What this task involves:
Locate all lines with the word "trabajar". Copy them.

Records to use:
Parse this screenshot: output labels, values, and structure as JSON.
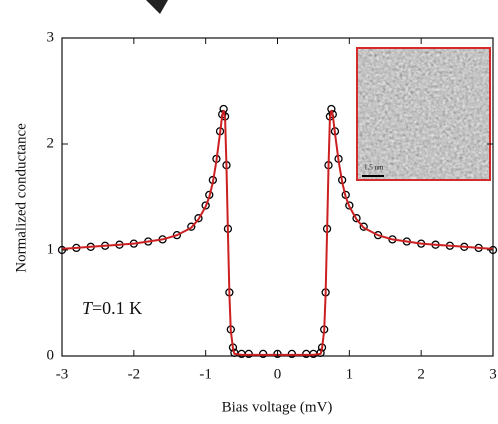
{
  "chart_data": {
    "type": "scatter",
    "xlabel": "Bias voltage (mV)",
    "ylabel": "Normalized conductance",
    "annotation_italic": "T",
    "annotation": "=0.1 K",
    "inset_label": "1.5 nm",
    "xlim": [
      -3,
      3
    ],
    "ylim": [
      0,
      3
    ],
    "xticks": [
      -3,
      -2,
      -1,
      0,
      1,
      2,
      3
    ],
    "yticks": [
      0,
      1,
      2,
      3
    ],
    "x": [
      -3.0,
      -2.8,
      -2.6,
      -2.4,
      -2.2,
      -2.0,
      -1.8,
      -1.6,
      -1.4,
      -1.2,
      -1.1,
      -1.0,
      -0.95,
      -0.9,
      -0.85,
      -0.8,
      -0.77,
      -0.75,
      -0.73,
      -0.71,
      -0.69,
      -0.67,
      -0.65,
      -0.62,
      -0.6,
      -0.5,
      -0.4,
      -0.2,
      0,
      0.2,
      0.4,
      0.5,
      0.6,
      0.62,
      0.65,
      0.67,
      0.69,
      0.71,
      0.73,
      0.75,
      0.77,
      0.8,
      0.85,
      0.9,
      0.95,
      1.0,
      1.1,
      1.2,
      1.4,
      1.6,
      1.8,
      2.0,
      2.2,
      2.4,
      2.6,
      2.8,
      3.0
    ],
    "series": [
      {
        "color": "#000000",
        "marker": "circle",
        "values": [
          1.0,
          1.02,
          1.03,
          1.04,
          1.05,
          1.06,
          1.08,
          1.1,
          1.14,
          1.22,
          1.3,
          1.42,
          1.52,
          1.66,
          1.86,
          2.12,
          2.28,
          2.33,
          2.26,
          1.8,
          1.2,
          0.6,
          0.25,
          0.08,
          0.03,
          0.02,
          0.02,
          0.02,
          0.02,
          0.02,
          0.02,
          0.02,
          0.03,
          0.08,
          0.25,
          0.6,
          1.2,
          1.8,
          2.26,
          2.33,
          2.28,
          2.12,
          1.86,
          1.66,
          1.52,
          1.42,
          1.3,
          1.22,
          1.14,
          1.1,
          1.08,
          1.06,
          1.05,
          1.04,
          1.03,
          1.02,
          1.0
        ]
      },
      {
        "color": "#cc1f1f",
        "marker": "line",
        "values": [
          1.01,
          1.02,
          1.03,
          1.04,
          1.05,
          1.06,
          1.08,
          1.1,
          1.14,
          1.21,
          1.29,
          1.41,
          1.5,
          1.64,
          1.84,
          2.1,
          2.27,
          2.32,
          2.24,
          1.78,
          1.18,
          0.58,
          0.24,
          0.07,
          0.02,
          0.01,
          0.01,
          0.01,
          0.01,
          0.01,
          0.01,
          0.01,
          0.02,
          0.07,
          0.24,
          0.58,
          1.18,
          1.78,
          2.24,
          2.32,
          2.27,
          2.1,
          1.84,
          1.64,
          1.5,
          1.41,
          1.29,
          1.21,
          1.14,
          1.1,
          1.08,
          1.06,
          1.05,
          1.04,
          1.03,
          1.02,
          1.01
        ]
      }
    ]
  }
}
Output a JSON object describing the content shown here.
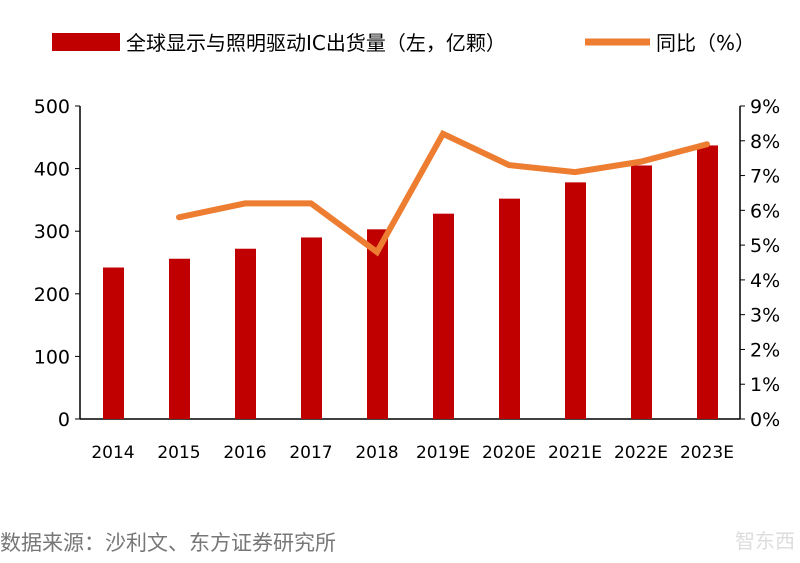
{
  "chart_data": {
    "type": "bar+line",
    "categories": [
      "2014",
      "2015",
      "2016",
      "2017",
      "2018",
      "2019E",
      "2020E",
      "2021E",
      "2022E",
      "2023E"
    ],
    "series": [
      {
        "name": "全球显示与照明驱动IC出货量（左，亿颗）",
        "type": "bar",
        "axis": "left",
        "color": "#C00000",
        "values": [
          242,
          256,
          272,
          290,
          303,
          328,
          352,
          378,
          405,
          437
        ]
      },
      {
        "name": "同比（%）",
        "type": "line",
        "axis": "right",
        "color": "#ED7D31",
        "values": [
          null,
          5.8,
          6.2,
          6.2,
          4.8,
          8.2,
          7.3,
          7.1,
          7.4,
          7.9
        ]
      }
    ],
    "y_left": {
      "range": [
        0,
        500
      ],
      "ticks": [
        "0",
        "100",
        "200",
        "300",
        "400",
        "500"
      ]
    },
    "y_right": {
      "range": [
        0,
        9
      ],
      "ticks": [
        "0%",
        "1%",
        "2%",
        "3%",
        "4%",
        "5%",
        "6%",
        "7%",
        "8%",
        "9%"
      ]
    },
    "legend_position": "top",
    "grid": false
  },
  "source": "数据来源：沙利文、东方证券研究所",
  "watermark": "智东西"
}
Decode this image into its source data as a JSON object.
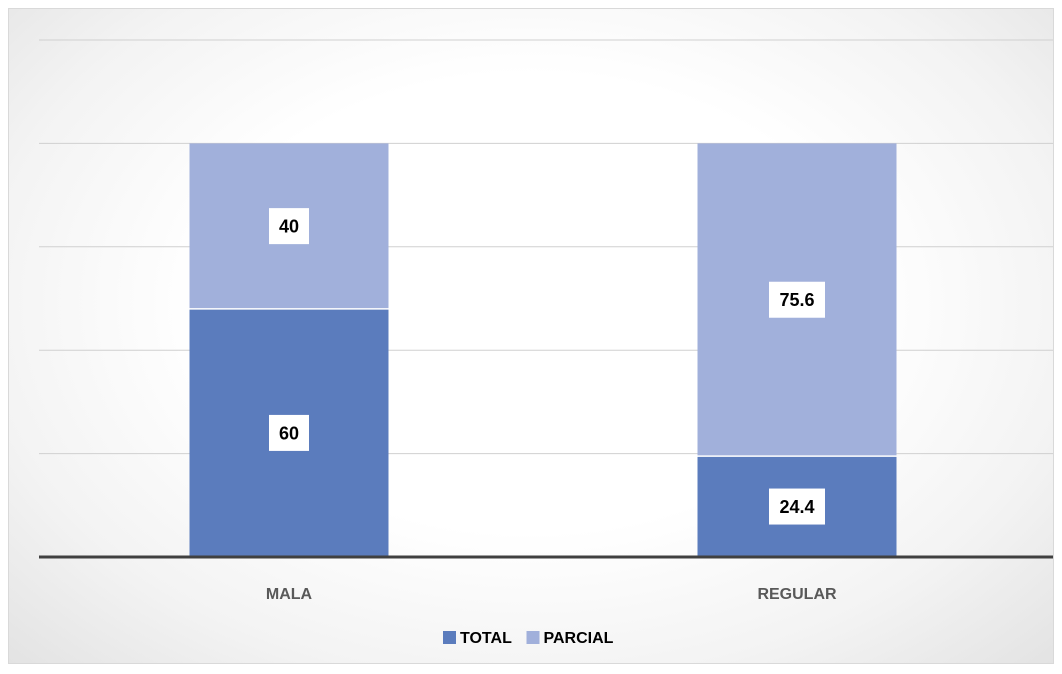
{
  "chart_data": {
    "type": "bar",
    "stacked": true,
    "title": "",
    "xlabel": "",
    "ylabel": "",
    "categories": [
      "MALA",
      "REGULAR"
    ],
    "series": [
      {
        "name": "TOTAL",
        "values": [
          60,
          24.4
        ],
        "color": "#5b7cbd"
      },
      {
        "name": "PARCIAL",
        "values": [
          40,
          75.6
        ],
        "color": "#a1b0db"
      }
    ],
    "ylim": [
      0,
      125
    ],
    "grid": true,
    "legend_position": "bottom"
  }
}
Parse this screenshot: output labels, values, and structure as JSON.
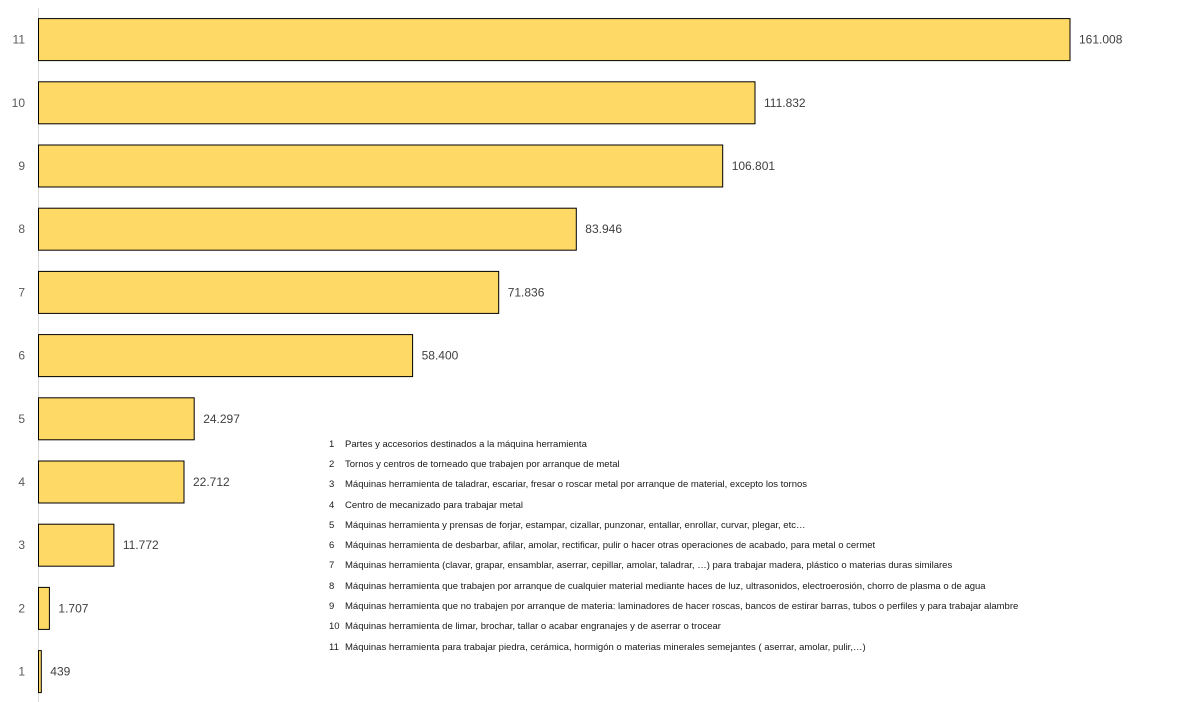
{
  "chart_data": {
    "type": "bar",
    "orientation": "horizontal",
    "categories": [
      "1",
      "2",
      "3",
      "4",
      "5",
      "6",
      "7",
      "8",
      "9",
      "10",
      "11"
    ],
    "values": [
      439,
      1707,
      11772,
      22712,
      24297,
      58400,
      71836,
      83946,
      106801,
      111832,
      161008
    ],
    "value_labels": [
      "439",
      "1.707",
      "11.772",
      "22.712",
      "24.297",
      "58.400",
      "71.836",
      "83.946",
      "106.801",
      "111.832",
      "161.008"
    ],
    "bar_color": "#FFD966",
    "bar_border_color": "#000000",
    "axis_color": "#D9D9D9",
    "xlim": [
      0,
      161008
    ],
    "grid": false,
    "legend_position": "bottom-right",
    "legend": [
      {
        "num": "1",
        "text": "Partes y accesorios destinados a la máquina herramienta"
      },
      {
        "num": "2",
        "text": "Tornos y centros de torneado que trabajen por arranque de metal"
      },
      {
        "num": "3",
        "text": "Máquinas herramienta de taladrar, escariar, fresar o roscar metal por arranque de material, excepto los tornos"
      },
      {
        "num": "4",
        "text": "Centro de mecanizado para trabajar metal"
      },
      {
        "num": "5",
        "text": "Máquinas herramienta y prensas de forjar, estampar, cizallar, punzonar, entallar, enrollar, curvar, plegar, etc…"
      },
      {
        "num": "6",
        "text": "Máquinas herramienta de desbarbar, afilar, amolar, rectificar, pulir o hacer otras operaciones de acabado, para metal o cermet"
      },
      {
        "num": "7",
        "text": "Máquinas herramienta (clavar, grapar, ensamblar, aserrar, cepillar, amolar, taladrar, …) para trabajar madera, plástico o materias duras similares"
      },
      {
        "num": "8",
        "text": "Máquinas herramienta que trabajen por arranque de cualquier material mediante haces de luz, ultrasonidos, electroerosión, chorro de plasma o de agua"
      },
      {
        "num": "9",
        "text": "Máquinas herramienta que no trabajen por arranque de materia: laminadores de hacer roscas, bancos de estirar barras, tubos o perfiles y para trabajar alambre"
      },
      {
        "num": "10",
        "text": "Máquinas herramienta de limar, brochar, tallar o acabar engranajes y de aserrar o trocear"
      },
      {
        "num": "11",
        "text": "Máquinas herramienta para trabajar piedra, cerámica, hormigón o materias minerales semejantes ( aserrar, amolar, pulir,…)"
      }
    ]
  }
}
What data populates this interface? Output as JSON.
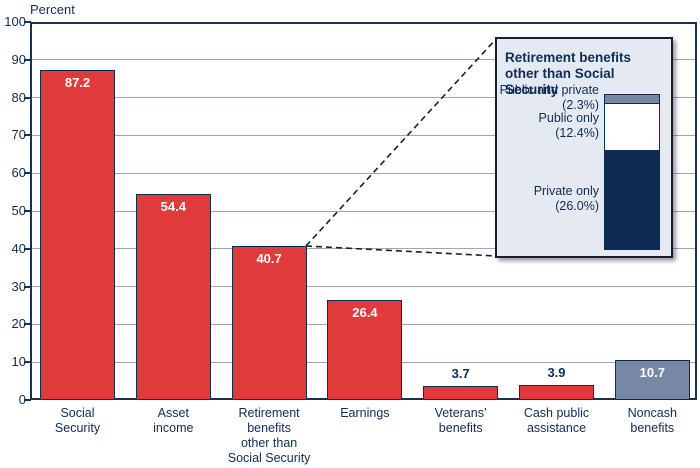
{
  "colors": {
    "bar_red": "#e03a3a",
    "bar_slate": "#7787a6",
    "navy_text_axis": "#0e2d55",
    "gridline": "#97a7bd",
    "inset_background": "#e5e9f2",
    "inset_border": "#181e2b",
    "inset_segment_navy": "#0e2b55",
    "inset_segment_white": "#ffffff",
    "value_label_white": "#ffffff"
  },
  "chart_data": {
    "type": "bar",
    "title": "",
    "ylabel": "Percent",
    "xlabel": "",
    "ylim": [
      0,
      100
    ],
    "yticks": [
      0,
      10,
      20,
      30,
      40,
      50,
      60,
      70,
      80,
      90,
      100
    ],
    "grid": true,
    "categories": [
      "Social\nSecurity",
      "Asset\nincome",
      "Retirement\nbenefits\nother than\nSocial Security",
      "Earnings",
      "Veterans’\nbenefits",
      "Cash public\nassistance",
      "Noncash\nbenefits"
    ],
    "values": [
      87.2,
      54.4,
      40.7,
      26.4,
      3.7,
      3.9,
      10.7
    ],
    "value_labels": [
      "87.2",
      "54.4",
      "40.7",
      "26.4",
      "3.7",
      "3.9",
      "10.7"
    ],
    "bar_colors": [
      "#e03a3a",
      "#e03a3a",
      "#e03a3a",
      "#e03a3a",
      "#e03a3a",
      "#e03a3a",
      "#7787a6"
    ],
    "bar_slugs": [
      "social-security",
      "asset-income",
      "retirement-benefits-other-than-social-security",
      "earnings",
      "veterans-benefits",
      "cash-public-assistance",
      "noncash-benefits"
    ],
    "inset": {
      "title_lines": [
        "Retirement benefits",
        "other than Social Security"
      ],
      "callout_source_category": "Retirement\nbenefits\nother than\nSocial Security",
      "segments": [
        {
          "label": "Public and private\n(2.3%)",
          "value": 2.3,
          "color": "#7787a6",
          "slug": "public-and-private"
        },
        {
          "label": "Public only\n(12.4%)",
          "value": 12.4,
          "color": "#ffffff",
          "slug": "public-only"
        },
        {
          "label": "Private only\n(26.0%)",
          "value": 26.0,
          "color": "#0e2b55",
          "slug": "private-only"
        }
      ]
    }
  }
}
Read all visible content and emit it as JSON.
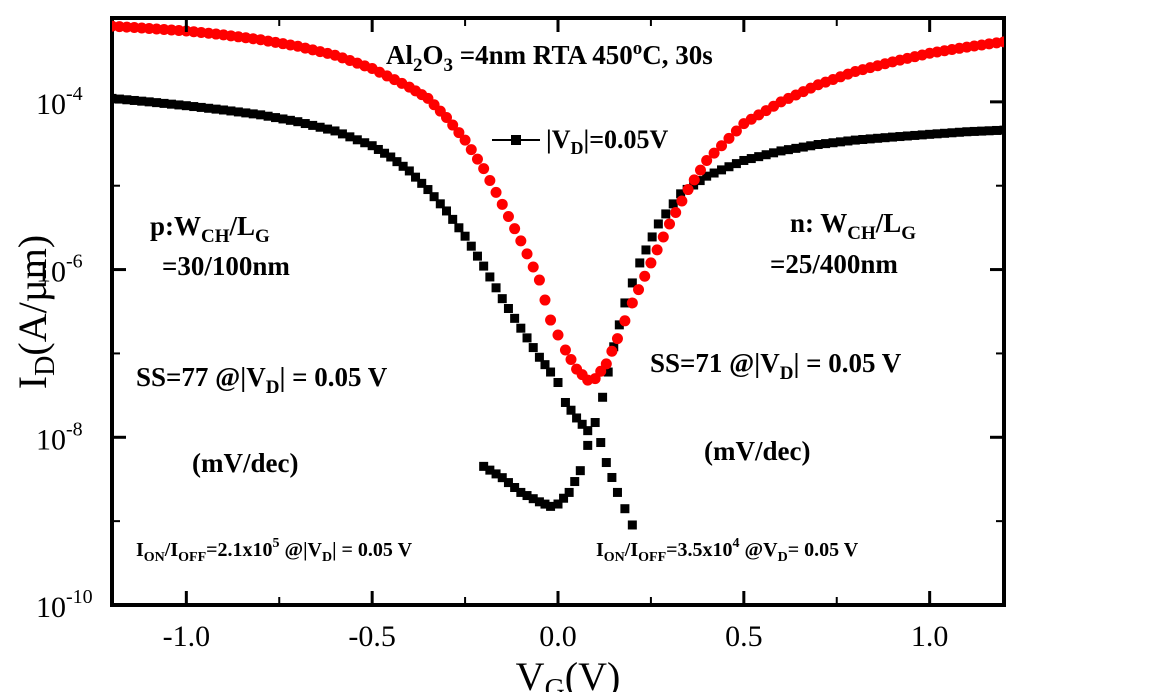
{
  "chart_data": {
    "type": "scatter",
    "title": "",
    "xlabel": "V",
    "xlabel_sub": "G",
    "xlabel_unit": "(V)",
    "ylabel": "I",
    "ylabel_sub": "D",
    "ylabel_unit": "(A/µm)",
    "yscale": "log",
    "xlim": [
      -1.2,
      1.2
    ],
    "ylim": [
      1e-10,
      0.001
    ],
    "xticks": [
      -1.0,
      -0.5,
      0.0,
      0.5,
      1.0
    ],
    "xtick_labels": [
      "-1.0",
      "-0.5",
      "0.0",
      "0.5",
      "1.0"
    ],
    "yticks": [
      1e-10,
      1e-08,
      1e-06,
      0.0001
    ],
    "ytick_labels": [
      {
        "base": "10",
        "exp": "-10"
      },
      {
        "base": "10",
        "exp": "-8"
      },
      {
        "base": "10",
        "exp": "-6"
      },
      {
        "base": "10",
        "exp": "-4"
      }
    ],
    "legend": {
      "label": "|V",
      "sub": "D",
      "rest": "|=0.05V",
      "placement": "top-center",
      "marker": "square"
    },
    "series": [
      {
        "name": "|VD|=0.05V",
        "color": "#000000",
        "marker": "square",
        "points": [
          [
            -1.2,
            0.00011
          ],
          [
            -1.1,
            0.0001
          ],
          [
            -1.0,
            9e-05
          ],
          [
            -0.9,
            8e-05
          ],
          [
            -0.8,
            7e-05
          ],
          [
            -0.7,
            5.8e-05
          ],
          [
            -0.6,
            4.5e-05
          ],
          [
            -0.5,
            3e-05
          ],
          [
            -0.45,
            2.2e-05
          ],
          [
            -0.4,
            1.5e-05
          ],
          [
            -0.35,
            9e-06
          ],
          [
            -0.3,
            5e-06
          ],
          [
            -0.25,
            2.5e-06
          ],
          [
            -0.2,
            1.1e-06
          ],
          [
            -0.15,
            4.5e-07
          ],
          [
            -0.1,
            2e-07
          ],
          [
            -0.05,
            9e-08
          ],
          [
            -0.02,
            6e-08
          ],
          [
            0.0,
            4.5e-08
          ],
          [
            0.02,
            2.6e-08
          ],
          [
            0.05,
            1.7e-08
          ],
          [
            0.08,
            1.2e-08
          ],
          [
            -0.2,
            4.5e-09
          ],
          [
            -0.15,
            3.3e-09
          ],
          [
            -0.1,
            2.2e-09
          ],
          [
            -0.05,
            1.7e-09
          ],
          [
            -0.02,
            1.5e-09
          ],
          [
            0.0,
            1.6e-09
          ],
          [
            0.03,
            2.2e-09
          ],
          [
            0.06,
            4e-09
          ],
          [
            0.08,
            8e-09
          ],
          [
            0.1,
            1.5e-08
          ],
          [
            0.13,
            5e-09
          ],
          [
            0.16,
            2.2e-09
          ],
          [
            0.2,
            9e-10
          ],
          [
            0.12,
            3e-08
          ],
          [
            0.15,
            1.2e-07
          ],
          [
            0.18,
            4e-07
          ],
          [
            0.22,
            1.2e-06
          ],
          [
            0.27,
            3.5e-06
          ],
          [
            0.33,
            8e-06
          ],
          [
            0.4,
            1.3e-05
          ],
          [
            0.5,
            2e-05
          ],
          [
            0.6,
            2.6e-05
          ],
          [
            0.7,
            3.1e-05
          ],
          [
            0.8,
            3.5e-05
          ],
          [
            0.9,
            3.8e-05
          ],
          [
            1.0,
            4.1e-05
          ],
          [
            1.1,
            4.4e-05
          ],
          [
            1.2,
            4.6e-05
          ]
        ]
      },
      {
        "name": "",
        "color": "#ff0000",
        "marker": "circle",
        "points": [
          [
            -1.2,
            0.0008
          ],
          [
            -1.1,
            0.00075
          ],
          [
            -1.0,
            0.0007
          ],
          [
            -0.9,
            0.00063
          ],
          [
            -0.8,
            0.00055
          ],
          [
            -0.7,
            0.00046
          ],
          [
            -0.6,
            0.00036
          ],
          [
            -0.5,
            0.00025
          ],
          [
            -0.4,
            0.00015
          ],
          [
            -0.35,
            0.00011
          ],
          [
            -0.3,
            6.5e-05
          ],
          [
            -0.25,
            3.5e-05
          ],
          [
            -0.2,
            1.6e-05
          ],
          [
            -0.15,
            6e-06
          ],
          [
            -0.1,
            2.2e-06
          ],
          [
            -0.05,
            7.5e-07
          ],
          [
            -0.02,
            2.5e-07
          ],
          [
            0.02,
            1.1e-07
          ],
          [
            0.05,
            6.5e-08
          ],
          [
            0.08,
            4.8e-08
          ],
          [
            0.1,
            5e-08
          ],
          [
            0.13,
            7.5e-08
          ],
          [
            0.16,
            1.5e-07
          ],
          [
            0.2,
            4e-07
          ],
          [
            0.25,
            1.2e-06
          ],
          [
            0.3,
            3.5e-06
          ],
          [
            0.35,
            9e-06
          ],
          [
            0.4,
            2e-05
          ],
          [
            0.5,
            5.5e-05
          ],
          [
            0.6,
            0.0001
          ],
          [
            0.7,
            0.00016
          ],
          [
            0.8,
            0.00023
          ],
          [
            0.9,
            0.0003
          ],
          [
            1.0,
            0.00038
          ],
          [
            1.1,
            0.00045
          ],
          [
            1.2,
            0.00052
          ]
        ]
      }
    ],
    "annotations": {
      "top": "Al2O3 =4nm RTA 450oC, 30s",
      "p_line1": "p:WCH/LG",
      "p_line2": "=30/100nm",
      "n_line1": "n: WCH/LG",
      "n_line2": "=25/400nm",
      "ss_left": "SS=77 @|VD| = 0.05 V",
      "ss_right": "SS=71 @|VD| = 0.05 V",
      "unit_left": "(mV/dec)",
      "unit_right": "(mV/dec)",
      "ion_left": "ION/IOFF=2.1x105 @|VD| = 0.05 V",
      "ion_right": "ION/IOFF=3.5x104 @VD= 0.05 V"
    },
    "grid": false
  }
}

Output for this task:
        "text": "Centro de mecanizado para trabajar metal"
        "text": "Máquinas herramienta (clavar, grapar, ensamblar, aserrar, cepillar, amolar, taladrar, …) para trabajar madera, plástico o materias duras similares"
        "text": "Máquinas herramienta que no trabajen por arranque de materia: laminadores de hacer roscas, bancos de estirar barras, tubos o perfiles y para trabajar alambre"
        "text": "Máquinas herramienta para trabajar piedra, cerámica, hormigón o materias minerales semejantes ( aserrar, amolar, pulir,…)"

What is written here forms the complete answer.